■ **Written request**: Copy out the entries exactly, from the first line to the last.

■ **Extracted material**:
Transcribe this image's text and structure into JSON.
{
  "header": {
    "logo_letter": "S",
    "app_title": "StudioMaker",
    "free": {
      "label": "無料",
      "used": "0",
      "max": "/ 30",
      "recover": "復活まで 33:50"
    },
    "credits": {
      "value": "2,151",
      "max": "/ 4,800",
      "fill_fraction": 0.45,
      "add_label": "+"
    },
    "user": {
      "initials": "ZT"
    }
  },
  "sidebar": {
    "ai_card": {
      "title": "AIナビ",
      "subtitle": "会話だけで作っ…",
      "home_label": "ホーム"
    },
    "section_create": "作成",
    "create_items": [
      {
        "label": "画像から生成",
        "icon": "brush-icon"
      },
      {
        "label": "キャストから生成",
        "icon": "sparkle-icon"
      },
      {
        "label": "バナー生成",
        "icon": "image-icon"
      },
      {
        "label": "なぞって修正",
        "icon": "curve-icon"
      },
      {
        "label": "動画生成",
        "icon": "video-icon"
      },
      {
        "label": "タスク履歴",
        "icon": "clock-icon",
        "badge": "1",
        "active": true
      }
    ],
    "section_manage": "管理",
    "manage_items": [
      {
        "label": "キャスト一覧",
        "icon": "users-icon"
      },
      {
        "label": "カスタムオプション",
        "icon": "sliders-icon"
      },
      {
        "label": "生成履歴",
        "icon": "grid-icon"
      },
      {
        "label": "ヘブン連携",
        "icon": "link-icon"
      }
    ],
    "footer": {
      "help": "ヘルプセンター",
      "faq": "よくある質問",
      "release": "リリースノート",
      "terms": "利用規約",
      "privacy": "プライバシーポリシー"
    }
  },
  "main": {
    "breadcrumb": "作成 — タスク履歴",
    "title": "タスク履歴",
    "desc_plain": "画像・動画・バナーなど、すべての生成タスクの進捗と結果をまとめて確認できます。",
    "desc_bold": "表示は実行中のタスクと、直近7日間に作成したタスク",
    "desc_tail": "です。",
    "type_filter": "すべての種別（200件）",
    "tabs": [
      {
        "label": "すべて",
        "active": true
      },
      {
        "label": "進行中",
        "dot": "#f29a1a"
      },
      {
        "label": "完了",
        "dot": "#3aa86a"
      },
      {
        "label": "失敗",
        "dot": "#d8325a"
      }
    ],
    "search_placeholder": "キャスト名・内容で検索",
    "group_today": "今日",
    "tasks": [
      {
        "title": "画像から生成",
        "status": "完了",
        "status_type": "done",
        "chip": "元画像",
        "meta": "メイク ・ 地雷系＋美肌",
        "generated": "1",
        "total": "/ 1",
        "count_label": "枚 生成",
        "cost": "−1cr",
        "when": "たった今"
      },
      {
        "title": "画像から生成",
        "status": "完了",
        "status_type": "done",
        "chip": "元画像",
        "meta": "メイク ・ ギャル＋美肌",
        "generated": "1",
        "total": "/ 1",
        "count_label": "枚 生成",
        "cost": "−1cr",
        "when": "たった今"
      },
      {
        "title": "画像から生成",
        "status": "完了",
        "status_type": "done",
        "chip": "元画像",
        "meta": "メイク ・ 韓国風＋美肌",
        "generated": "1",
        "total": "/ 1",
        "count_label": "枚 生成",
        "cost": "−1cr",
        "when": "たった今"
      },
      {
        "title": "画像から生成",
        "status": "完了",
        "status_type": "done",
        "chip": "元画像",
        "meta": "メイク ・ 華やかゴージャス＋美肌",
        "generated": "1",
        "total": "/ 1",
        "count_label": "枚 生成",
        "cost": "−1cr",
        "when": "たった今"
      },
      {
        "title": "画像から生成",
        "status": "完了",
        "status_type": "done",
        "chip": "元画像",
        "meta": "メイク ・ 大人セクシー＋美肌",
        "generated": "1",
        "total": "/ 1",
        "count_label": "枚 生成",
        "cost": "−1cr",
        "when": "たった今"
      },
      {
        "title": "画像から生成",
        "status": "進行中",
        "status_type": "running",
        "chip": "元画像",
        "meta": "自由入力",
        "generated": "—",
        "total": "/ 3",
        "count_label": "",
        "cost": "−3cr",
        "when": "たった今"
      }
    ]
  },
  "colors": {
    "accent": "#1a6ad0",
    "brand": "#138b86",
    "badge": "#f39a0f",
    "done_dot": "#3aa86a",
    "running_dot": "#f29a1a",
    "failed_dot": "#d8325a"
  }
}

■ **Result of the exercise**:
Transcribe this image's text and structure into JSON.
{
  "header": {
    "logo_letter": "S",
    "app_title": "StudioMaker",
    "free": {
      "label": "無料",
      "used": "0",
      "max": "/ 30",
      "recover": "復活まで 33:50"
    },
    "credits": {
      "value": "2,151",
      "max": "/ 4,800",
      "fill_fraction": 0.45,
      "add_label": "+"
    },
    "user": {
      "initials": "ZT"
    }
  },
  "sidebar": {
    "ai_card": {
      "title": "AIナビ",
      "subtitle": "会話だけで作っ…",
      "home_label": "ホーム"
    },
    "section_create": "作成",
    "create_items": [
      {
        "label": "画像から生成",
        "icon": "brush-icon"
      },
      {
        "label": "キャストから生成",
        "icon": "sparkle-icon"
      },
      {
        "label": "バナー生成",
        "icon": "image-icon"
      },
      {
        "label": "なぞって修正",
        "icon": "curve-icon"
      },
      {
        "label": "動画生成",
        "icon": "video-icon"
      },
      {
        "label": "タスク履歴",
        "icon": "clock-icon",
        "badge": "1",
        "active": true
      }
    ],
    "section_manage": "管理",
    "manage_items": [
      {
        "label": "キャスト一覧",
        "icon": "users-icon"
      },
      {
        "label": "カスタムオプション",
        "icon": "sliders-icon"
      },
      {
        "label": "生成履歴",
        "icon": "grid-icon"
      },
      {
        "label": "ヘブン連携",
        "icon": "link-icon"
      }
    ],
    "footer": {
      "help": "ヘルプセンター",
      "faq": "よくある質問",
      "release": "リリースノート",
      "terms": "利用規約",
      "privacy": "プライバシーポリシー"
    }
  },
  "main": {
    "breadcrumb": "作成 — タスク履歴",
    "title": "タスク履歴",
    "desc_plain": "画像・動画・バナーなど、すべての生成タスクの進捗と結果をまとめて確認できます。",
    "desc_bold": "表示は実行中のタスクと、直近7日間に作成したタスク",
    "desc_tail": "です。",
    "type_filter": "すべての種別（200件）",
    "tabs": [
      {
        "label": "すべて",
        "active": true
      },
      {
        "label": "進行中",
        "dot": "#f29a1a"
      },
      {
        "label": "完了",
        "dot": "#3aa86a"
      },
      {
        "label": "失敗",
        "dot": "#d8325a"
      }
    ],
    "search_placeholder": "キャスト名・内容で検索",
    "group_today": "今日",
    "tasks": [
      {
        "title": "画像から生成",
        "status": "完了",
        "status_type": "done",
        "chip": "元画像",
        "meta": "メイク ・ 地雷系＋美肌",
        "generated": "1",
        "total": "/ 1",
        "count_label": "枚 生成",
        "cost": "−1cr",
        "when": "たった今"
      },
      {
        "title": "画像から生成",
        "status": "完了",
        "status_type": "done",
        "chip": "元画像",
        "meta": "メイク ・ ギャル＋美肌",
        "generated": "1",
        "total": "/ 1",
        "count_label": "枚 生成",
        "cost": "−1cr",
        "when": "たった今"
      },
      {
        "title": "画像から生成",
        "status": "完了",
        "status_type": "done",
        "chip": "元画像",
        "meta": "メイク ・ 韓国風＋美肌",
        "generated": "1",
        "total": "/ 1",
        "count_label": "枚 生成",
        "cost": "−1cr",
        "when": "たった今"
      },
      {
        "title": "画像から生成",
        "status": "完了",
        "status_type": "done",
        "chip": "元画像",
        "meta": "メイク ・ 華やかゴージャス＋美肌",
        "generated": "1",
        "total": "/ 1",
        "count_label": "枚 生成",
        "cost": "−1cr",
        "when": "たった今"
      },
      {
        "title": "画像から生成",
        "status": "完了",
        "status_type": "done",
        "chip": "元画像",
        "meta": "メイク ・ 大人セクシー＋美肌",
        "generated": "1",
        "total": "/ 1",
        "count_label": "枚 生成",
        "cost": "−1cr",
        "when": "たった今"
      },
      {
        "title": "画像から生成",
        "status": "進行中",
        "status_type": "running",
        "chip": "元画像",
        "meta": "自由入力",
        "generated": "—",
        "total": "/ 3",
        "count_label": "",
        "cost": "−3cr",
        "when": "たった今"
      }
    ]
  },
  "colors": {
    "accent": "#1a6ad0",
    "brand": "#138b86",
    "badge": "#f39a0f",
    "done_dot": "#3aa86a",
    "running_dot": "#f29a1a",
    "failed_dot": "#d8325a"
  }
}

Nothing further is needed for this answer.